Task goal –
Reply with one number: the count of lines in the listing that contain the string "timestamp".

[Dataset records on visual material]
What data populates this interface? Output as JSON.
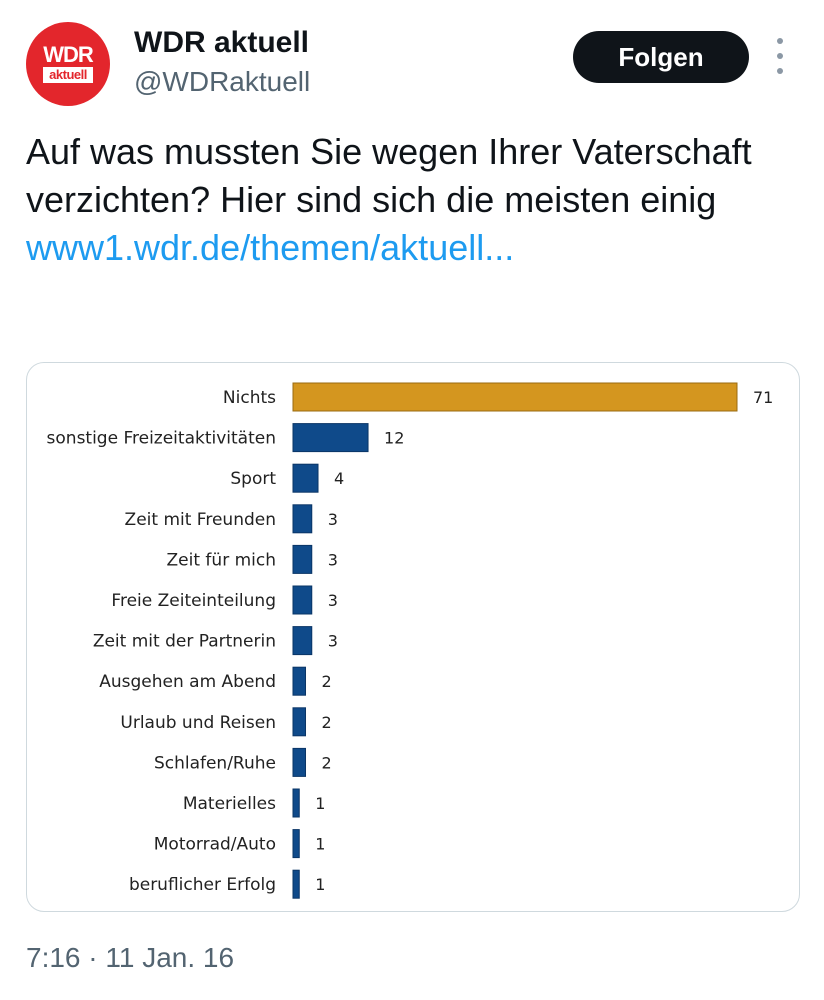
{
  "account": {
    "name": "WDR aktuell",
    "handle": "@WDRaktuell",
    "avatar_logo_text": "WDR",
    "avatar_logo_sub": "aktuell"
  },
  "follow_button_label": "Folgen",
  "tweet": {
    "text": "Auf was mussten Sie wegen Ihrer Vaterschaft verzichten? Hier sind sich die meisten  einig ",
    "link_text": "www1.wdr.de/themen/aktuell..."
  },
  "timestamp": "7:16 · 11 Jan. 16",
  "colors": {
    "highlight_bar": "#d4961f",
    "bar": "#0f4a8a",
    "follow_bg": "#0f1419",
    "link": "#1d9bf0"
  },
  "chart_data": {
    "type": "bar",
    "orientation": "horizontal",
    "categories": [
      "Nichts",
      "sonstige Freizeitaktivitäten",
      "Sport",
      "Zeit mit Freunden",
      "Zeit für mich",
      "Freie Zeiteinteilung",
      "Zeit mit der Partnerin",
      "Ausgehen am Abend",
      "Urlaub und Reisen",
      "Schlafen/Ruhe",
      "Materielles",
      "Motorrad/Auto",
      "beruflicher Erfolg"
    ],
    "values": [
      71,
      12,
      4,
      3,
      3,
      3,
      3,
      2,
      2,
      2,
      1,
      1,
      1
    ],
    "value_labels": [
      "71",
      "12",
      "4",
      "3",
      "3",
      "3",
      "3",
      "2",
      "2",
      "2",
      "1",
      "1",
      "1"
    ],
    "highlight_index": 0,
    "xlim": [
      0,
      71
    ],
    "grid": false,
    "legend": "none"
  }
}
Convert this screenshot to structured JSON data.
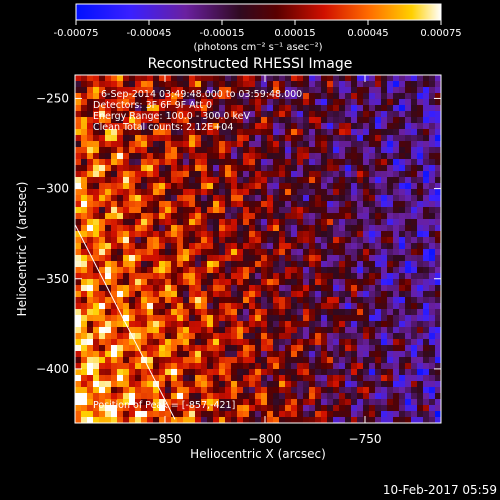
{
  "chart_data": {
    "type": "heatmap",
    "title": "Reconstructed RHESSI Image",
    "xlabel": "Heliocentric X (arcsec)",
    "ylabel": "Heliocentric Y (arcsec)",
    "xlim": [
      -895,
      -712
    ],
    "ylim": [
      -430,
      -237
    ],
    "x_ticks": [
      -850,
      -800,
      -750
    ],
    "y_ticks": [
      -250,
      -300,
      -350,
      -400
    ],
    "colorbar": {
      "label": "(photons cm⁻² s⁻¹ asec⁻²)",
      "range": [
        -0.00075,
        0.00075
      ],
      "ticks": [
        "-0.00075",
        "-0.00045",
        "-0.00015",
        "0.00015",
        "0.00045",
        "0.00075"
      ]
    },
    "annotations": [
      "6-Sep-2014 03:49:48.000 to 03:59:48.000",
      "Detectors: 3F 6F 9F  Att 0",
      "Energy Range: 100.0 - 300.0 keV",
      "Clean    Total counts: 2.12E+04",
      "Position of Peak = [-857,-421]"
    ],
    "peak": [
      -857,
      -421
    ],
    "limb_line": {
      "from": [
        -895,
        -320
      ],
      "to": [
        -845,
        -428
      ]
    },
    "grid": false
  },
  "footer": {
    "timestamp": "10-Feb-2017 05:59"
  }
}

Solution for this problem –
2